[Given records]:
•••
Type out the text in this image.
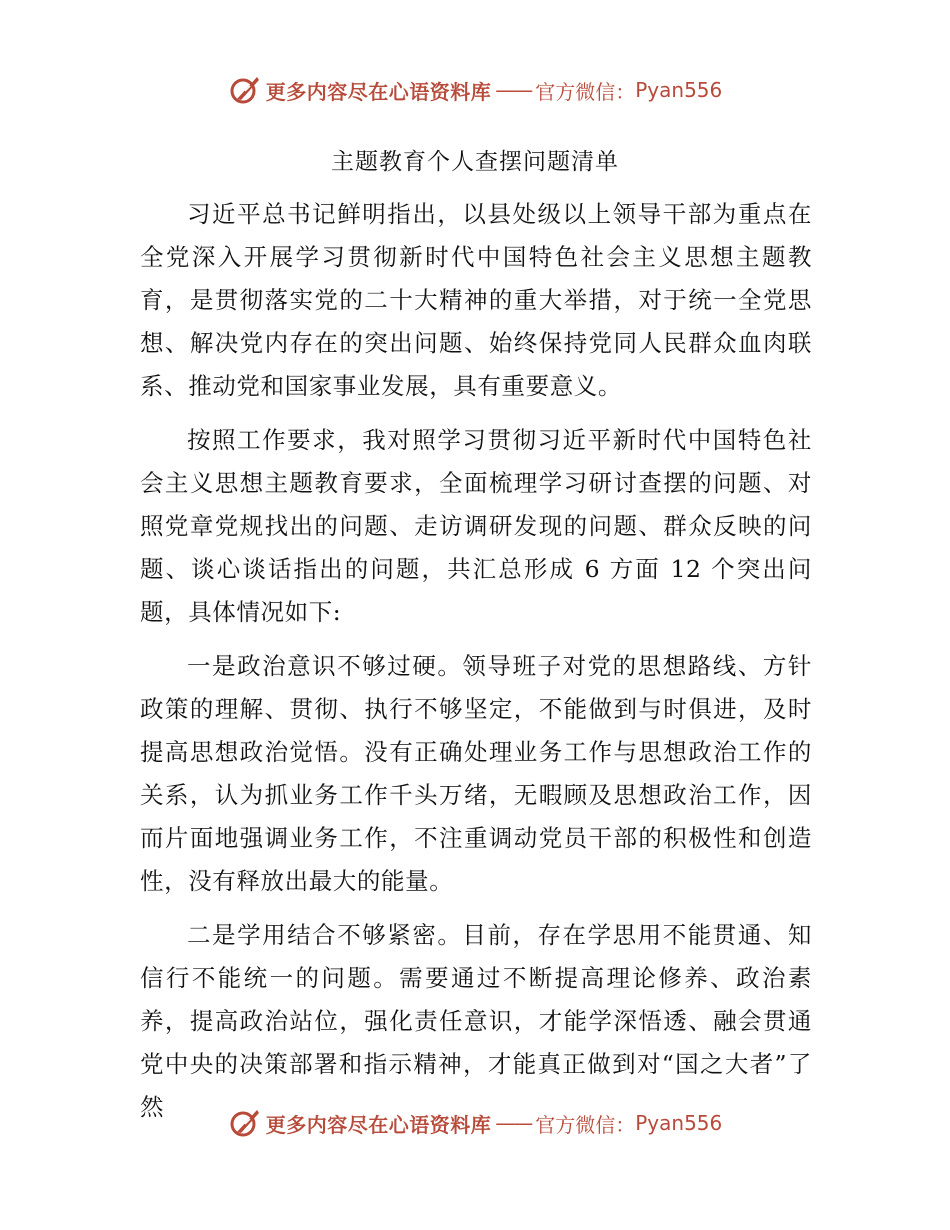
更多内容尽在心语资料库 —— 官方微信： Pyan556
主题教育个人查摆问题清单

习近平总书记鲜明指出，以县处级以上领导干部为重点在全党深入开展学习贯彻新时代中国特色社会主义思想主题教育，是贯彻落实党的二十大精神的重大举措，对于统一全党思想、解决党内存在的突出问题、始终保持党同人民群众血肉联系、推动党和国家事业发展，具有重要意义。

按照工作要求，我对照学习贯彻习近平新时代中国特色社会主义思想主题教育要求，全面梳理学习研讨查摆的问题、对照党章党规找出的问题、走访调研发现的问题、群众反映的问题、谈心谈话指出的问题，共汇总形成 6 方面 12 个突出问题，具体情况如下:

一是政治意识不够过硬。领导班子对党的思想路线、方针政策的理解、贯彻、执行不够坚定，不能做到与时俱进，及时提高思想政治觉悟。没有正确处理业务工作与思想政治工作的关系，认为抓业务工作千头万绪，无暇顾及思想政治工作，因而片面地强调业务工作，不注重调动党员干部的积极性和创造性，没有释放出最大的能量。

二是学用结合不够紧密。目前，存在学思用不能贯通、知信行不能统一的问题。需要通过不断提高理论修养、政治素养，提高政治站位，强化责任意识，才能学深悟透、融会贯通党中央的决策部署和指示精神，才能真正做到对“国之大者”了然

更多内容尽在心语资料库 —— 官方微信： Pyan556
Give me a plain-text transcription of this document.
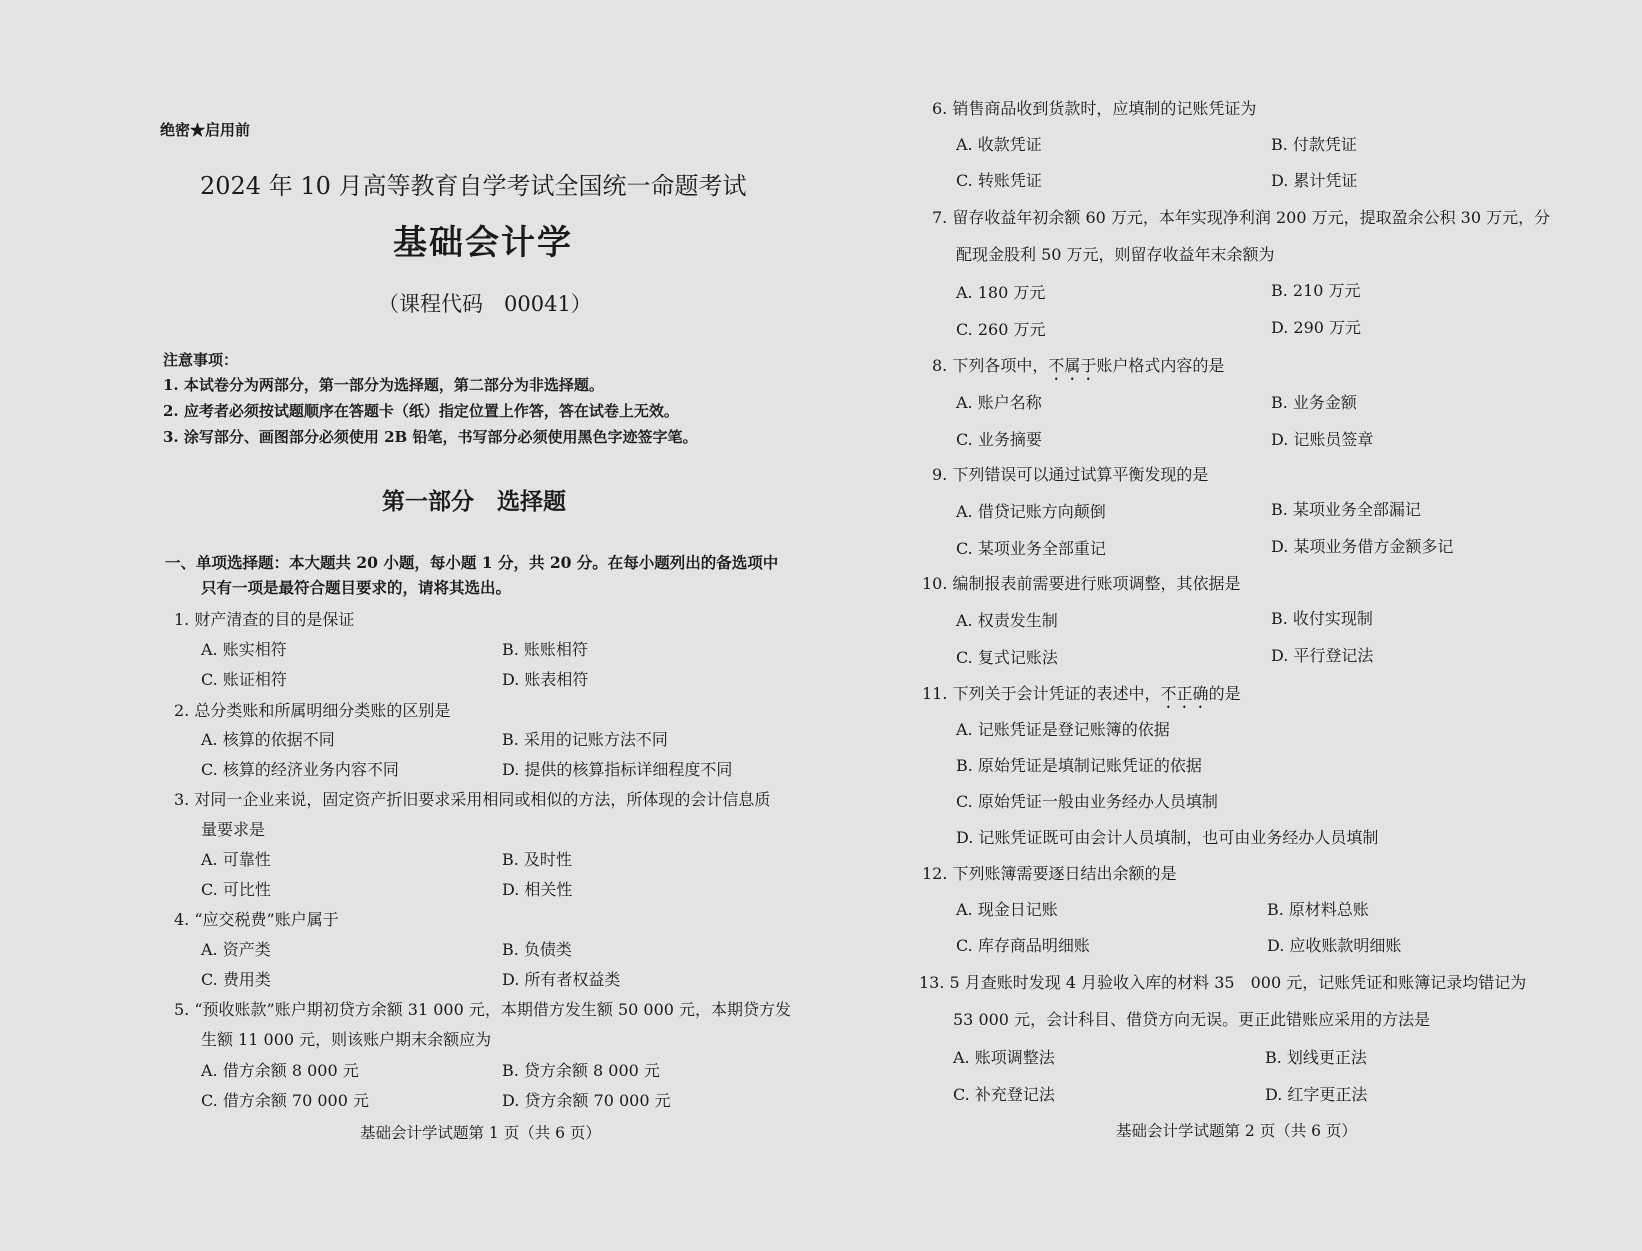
绝密★启用前
2024 年 10 月高等教育自学考试全国统一命题考试
基础会计学
（课程代码　00041）
注意事项：
1. 本试卷分为两部分，第一部分为选择题，第二部分为非选择题。
2. 应考者必须按试题顺序在答题卡（纸）指定位置上作答，答在试卷上无效。
3. 涂写部分、画图部分必须使用 2B 铅笔，书写部分必须使用黑色字迹签字笔。
第一部分　选择题
一、单项选择题：本大题共 20 小题，每小题 1 分，共 20 分。在每小题列出的备选项中
只有一项是最符合题目要求的，请将其选出。
1. 财产清查的目的是保证
A. 账实相符	B. 账账相符
C. 账证相符	D. 账表相符
2. 总分类账和所属明细分类账的区别是
A. 核算的依据不同	B. 采用的记账方法不同
C. 核算的经济业务内容不同	D. 提供的核算指标详细程度不同
3. 对同一企业来说，固定资产折旧要求采用相同或相似的方法，所体现的会计信息质
量要求是
A. 可靠性	B. 及时性
C. 可比性	D. 相关性
4. “应交税费”账户属于
A. 资产类	B. 负债类
C. 费用类	D. 所有者权益类
5. “预收账款”账户期初贷方余额 31 000 元，本期借方发生额 50 000 元，本期贷方发
生额 11 000 元，则该账户期末余额应为
A. 借方余额 8 000 元	B. 贷方余额 8 000 元
C. 借方余额 70 000 元	D. 贷方余额 70 000 元
基础会计学试题第 1 页（共 6 页）
6. 销售商品收到货款时，应填制的记账凭证为
A. 收款凭证	B. 付款凭证
C. 转账凭证	D. 累计凭证
7. 留存收益年初余额 60 万元，本年实现净利润 200 万元，提取盈余公积 30 万元，分
配现金股利 50 万元，则留存收益年末余额为
A. 180 万元	B. 210 万元
C. 260 万元	D. 290 万元
8. 下列各项中，不属于账户格式内容的是
A. 账户名称	B. 业务金额
C. 业务摘要	D. 记账员签章
9. 下列错误可以通过试算平衡发现的是
A. 借贷记账方向颠倒	B. 某项业务全部漏记
C. 某项业务全部重记	D. 某项业务借方金额多记
10. 编制报表前需要进行账项调整，其依据是
A. 权责发生制	B. 收付实现制
C. 复式记账法	D. 平行登记法
11. 下列关于会计凭证的表述中，不正确的是
A. 记账凭证是登记账簿的依据
B. 原始凭证是填制记账凭证的依据
C. 原始凭证一般由业务经办人员填制
D. 记账凭证既可由会计人员填制，也可由业务经办人员填制
12. 下列账簿需要逐日结出余额的是
A. 现金日记账	B. 原材料总账
C. 库存商品明细账	D. 应收账款明细账
13. 5 月查账时发现 4 月验收入库的材料 35　000 元，记账凭证和账簿记录均错记为
53 000 元，会计科目、借贷方向无误。更正此错账应采用的方法是
A. 账项调整法	B. 划线更正法
C. 补充登记法	D. 红字更正法
基础会计学试题第 2 页（共 6 页）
•••
[Exercise task]:
Using the listing, copy every line where the word "借方余额" shows up.

[Reply to the task]:
A. 借方余额 8 000 元	B. 贷方余额 8 000 元
C. 借方余额 70 000 元	D. 贷方余额 70 000 元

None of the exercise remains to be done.